If I Had a Hammer
adpowers writes: "Anandtech is running an article about their preview of AMD's Hammer. They had one machine running 32-bit Windows and the other running 64-bit Linux. The Linux machine had a 32 bit program and an identical program that was compiled for 64-bit processor support. Both processors were less than 30 days old and running without any crashes, but they weren't at full speed." We did one Hammer story a day or two ago, but there have been several more posted since then (wild guess: the NDA expired). Tom's Hardware has a story, so does Gamespot.
Maybe I'm over simplifying it.
There's a lot of difference between 32 bit optimized code compiled for 64 Bit, and code written and optimized for 64 bit and compiled for 64 bit.
Applications need to be programmed and optimized to make use of the extra registers, extra info paths, extra instructions available on the new platform. Without that, the application speeds can't be compared, even though the base code and output is the same.
Let's take the example of some of the 1st. generation playstation II code...which was actually code written for a 32 Bit machines, on a different platform like the PC, or the old PSX, now..pure recompiling won't get you any major performance boost, so all the developers had to "re-do" the code to make use of the 128 bit emotion engine.
Exactly the reason why all these gamedev guys kept screaming it is much harder to code for the PS2 than for other platforms....one part of that whole hing is this...the other part is changing graphics APIs.
PCs is dirextx/opengl....and PS2 can be either custom renderers, or Open GL.
Put it in perspective....why don't 16 bit games re-compiled for 32 bit give a "major" performance boost...unless optimised code is included...??
The article suggests that AMD write / release native compilers that plug into Visual Studio...which would be a good thing for MS programmers.
.NET on Slashdot yesterday? Or was I hallucinating?
Simple enough to say.
I just wanted a lead-in for the following question:
Did anyone else see a banner ad for Visual Studio
Writers imply. Readers infer.
The extended paging bug wasn't a simple cpu bug, it was a complex bug between CPU, chipset and videocard. Because the Hammer has a very different i/o architecture compared to the current athlon, the parts of the cpu & chipset that caused the bug should be new designs anyway.
AGP seems to be a problem on the first sample as all of the demonstration system were running without AGP videocards.
Jan
This is the job of the compiler... If I recompile source code I expect the compiler to optimise the object code in the best way for the target!
No, let's not. The PS2 was so radically different from the PS1 (I've coded both) that it amounted to an architecture change, not just a platform upgrade. The PS1 is a pretty much bog standard CPU+VRAM+DRAM device. The PS2 is a dataflow architecture, with the idea being to set up datastreams, (with the code to execute being part of the stream), and to target those streams with a firing-condition model. This is amazingly versatile (and the device has the bus bandwidth and DMA channels to handle it, the PC doesn't) but it is *very* *very* different from the standard way coding is done. This is why PS2 games are still getting better two years down the line...
Actually I don't think it's much harder at all, it's just different. You have 3 independent CPU's, all of which are pretty damn fast considering they're only at 300MHz. The device can do (peak) 3 billion (3,000,000,000) general purpose floating point multipliy/accumulates per second, and you can get pretty close to that figure, unlike most peak throughput estimates. Bandwidth again, and the use of an opportunistic programming methodology rather than a logical-progression methodology.

§ **Records**:
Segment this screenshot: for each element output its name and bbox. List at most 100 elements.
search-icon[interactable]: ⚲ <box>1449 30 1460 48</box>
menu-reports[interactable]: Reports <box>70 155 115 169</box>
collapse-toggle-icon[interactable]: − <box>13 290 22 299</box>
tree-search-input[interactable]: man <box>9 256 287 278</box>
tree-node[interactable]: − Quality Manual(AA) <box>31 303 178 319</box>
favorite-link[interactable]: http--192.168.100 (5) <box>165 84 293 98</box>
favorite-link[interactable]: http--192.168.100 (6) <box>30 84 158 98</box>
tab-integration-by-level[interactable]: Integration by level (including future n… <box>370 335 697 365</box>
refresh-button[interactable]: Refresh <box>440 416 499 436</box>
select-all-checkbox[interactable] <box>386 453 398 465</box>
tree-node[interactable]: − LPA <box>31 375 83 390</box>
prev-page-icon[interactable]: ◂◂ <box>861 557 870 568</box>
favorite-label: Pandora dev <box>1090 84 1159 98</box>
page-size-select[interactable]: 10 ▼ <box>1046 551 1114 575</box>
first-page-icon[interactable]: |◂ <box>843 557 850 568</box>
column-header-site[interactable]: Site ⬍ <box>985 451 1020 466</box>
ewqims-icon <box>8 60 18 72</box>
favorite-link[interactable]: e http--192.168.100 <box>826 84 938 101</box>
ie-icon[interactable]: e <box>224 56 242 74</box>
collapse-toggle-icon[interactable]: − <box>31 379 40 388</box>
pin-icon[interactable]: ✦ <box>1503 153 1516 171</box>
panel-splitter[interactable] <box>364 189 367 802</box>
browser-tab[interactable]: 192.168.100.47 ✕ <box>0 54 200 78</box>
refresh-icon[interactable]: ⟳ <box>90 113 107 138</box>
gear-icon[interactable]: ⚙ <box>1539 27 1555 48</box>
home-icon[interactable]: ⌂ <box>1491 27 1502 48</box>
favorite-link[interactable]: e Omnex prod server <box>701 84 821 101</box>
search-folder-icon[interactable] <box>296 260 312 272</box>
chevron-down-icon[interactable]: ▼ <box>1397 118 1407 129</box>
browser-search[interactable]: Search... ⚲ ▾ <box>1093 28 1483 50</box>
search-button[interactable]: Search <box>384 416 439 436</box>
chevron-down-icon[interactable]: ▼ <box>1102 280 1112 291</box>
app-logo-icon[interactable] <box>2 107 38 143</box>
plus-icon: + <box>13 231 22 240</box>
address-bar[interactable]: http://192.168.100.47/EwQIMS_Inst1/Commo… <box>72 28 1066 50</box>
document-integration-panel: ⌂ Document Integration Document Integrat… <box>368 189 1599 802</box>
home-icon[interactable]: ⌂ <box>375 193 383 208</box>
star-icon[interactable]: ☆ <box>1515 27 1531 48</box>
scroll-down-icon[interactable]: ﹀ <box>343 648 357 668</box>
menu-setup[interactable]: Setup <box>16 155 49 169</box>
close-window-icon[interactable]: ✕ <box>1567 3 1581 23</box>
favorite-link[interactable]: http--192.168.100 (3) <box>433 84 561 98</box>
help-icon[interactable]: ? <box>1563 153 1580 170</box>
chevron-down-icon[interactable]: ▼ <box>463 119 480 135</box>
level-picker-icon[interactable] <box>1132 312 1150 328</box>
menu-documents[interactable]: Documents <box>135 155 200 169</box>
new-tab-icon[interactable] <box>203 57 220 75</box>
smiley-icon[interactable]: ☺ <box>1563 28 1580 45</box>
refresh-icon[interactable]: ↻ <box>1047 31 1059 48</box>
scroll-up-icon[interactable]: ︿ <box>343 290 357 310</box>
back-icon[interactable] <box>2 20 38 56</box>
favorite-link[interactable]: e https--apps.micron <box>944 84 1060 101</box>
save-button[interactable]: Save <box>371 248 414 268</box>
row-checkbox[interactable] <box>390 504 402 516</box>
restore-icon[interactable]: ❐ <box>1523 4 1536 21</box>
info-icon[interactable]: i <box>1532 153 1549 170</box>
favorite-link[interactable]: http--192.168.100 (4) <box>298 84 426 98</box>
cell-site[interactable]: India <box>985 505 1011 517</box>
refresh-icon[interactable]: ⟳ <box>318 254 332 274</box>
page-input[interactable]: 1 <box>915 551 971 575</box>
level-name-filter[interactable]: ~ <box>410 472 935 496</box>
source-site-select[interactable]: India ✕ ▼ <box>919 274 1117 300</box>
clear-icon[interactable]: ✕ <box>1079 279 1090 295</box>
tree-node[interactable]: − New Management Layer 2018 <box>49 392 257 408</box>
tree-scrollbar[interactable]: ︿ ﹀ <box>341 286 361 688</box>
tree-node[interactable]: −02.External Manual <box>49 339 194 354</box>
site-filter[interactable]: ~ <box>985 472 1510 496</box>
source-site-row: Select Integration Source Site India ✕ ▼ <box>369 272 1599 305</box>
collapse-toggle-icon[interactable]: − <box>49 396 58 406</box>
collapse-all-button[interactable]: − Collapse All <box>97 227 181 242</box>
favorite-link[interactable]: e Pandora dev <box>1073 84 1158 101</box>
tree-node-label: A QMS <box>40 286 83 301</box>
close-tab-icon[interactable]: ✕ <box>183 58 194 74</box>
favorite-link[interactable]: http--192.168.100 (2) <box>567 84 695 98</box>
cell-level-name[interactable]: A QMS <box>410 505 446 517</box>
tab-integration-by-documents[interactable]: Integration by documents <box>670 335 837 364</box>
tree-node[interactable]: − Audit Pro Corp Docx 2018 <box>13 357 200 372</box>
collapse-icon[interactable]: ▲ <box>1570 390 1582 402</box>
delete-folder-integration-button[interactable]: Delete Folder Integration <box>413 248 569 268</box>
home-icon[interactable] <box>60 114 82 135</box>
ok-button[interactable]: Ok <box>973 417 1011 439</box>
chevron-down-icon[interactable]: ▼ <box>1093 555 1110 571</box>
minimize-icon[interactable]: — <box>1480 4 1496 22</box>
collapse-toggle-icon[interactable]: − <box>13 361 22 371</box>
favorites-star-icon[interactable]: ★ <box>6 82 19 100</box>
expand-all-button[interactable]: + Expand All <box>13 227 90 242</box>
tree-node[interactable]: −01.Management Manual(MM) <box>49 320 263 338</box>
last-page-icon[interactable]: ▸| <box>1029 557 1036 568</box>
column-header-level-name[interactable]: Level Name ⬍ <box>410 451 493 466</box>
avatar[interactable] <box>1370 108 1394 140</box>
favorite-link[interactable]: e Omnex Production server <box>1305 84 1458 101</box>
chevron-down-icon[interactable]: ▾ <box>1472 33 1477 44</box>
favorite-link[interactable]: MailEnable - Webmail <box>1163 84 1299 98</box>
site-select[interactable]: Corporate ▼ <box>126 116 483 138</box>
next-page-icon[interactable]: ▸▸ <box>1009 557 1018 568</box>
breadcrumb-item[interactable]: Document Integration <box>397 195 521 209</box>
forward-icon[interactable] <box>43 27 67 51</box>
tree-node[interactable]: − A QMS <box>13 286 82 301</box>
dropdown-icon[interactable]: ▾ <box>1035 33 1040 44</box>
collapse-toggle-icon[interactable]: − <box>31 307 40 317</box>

§ **Actions to take**:
a. Rewrite the Hammer thread from "Exactly the reason" up to and including "was I hallucinating?", changing every "PS2" to "PlayStation 2".
b. According to the Hammer thread, how old were both processors in the preview?
c. List every website that the Hammer thread says has published an article or story about AMD's Hammer.

§ **Replies**:
a.
Exactly the reason why all these gamedev guys kept screaming it is much harder to code for the PlayStation 2 than for other platforms....one part of that whole hing is this...the other part is changing graphics APIs.
PCs is dirextx/opengl....and PlayStation 2 can be either custom renderers, or Open GL.
Put it in perspective....why don't 16 bit games re-compiled for 32 bit give a "major" performance boost...unless optimised code is included...??
The article suggests that AMD write / release native compilers that plug into Visual Studio...which would be a good thing for MS programmers.
.NET on Slashdot yesterday? Or was I hallucinating?

b. Less than 30 days old.

c. Anandtech, Tom's Hardware, Gamespot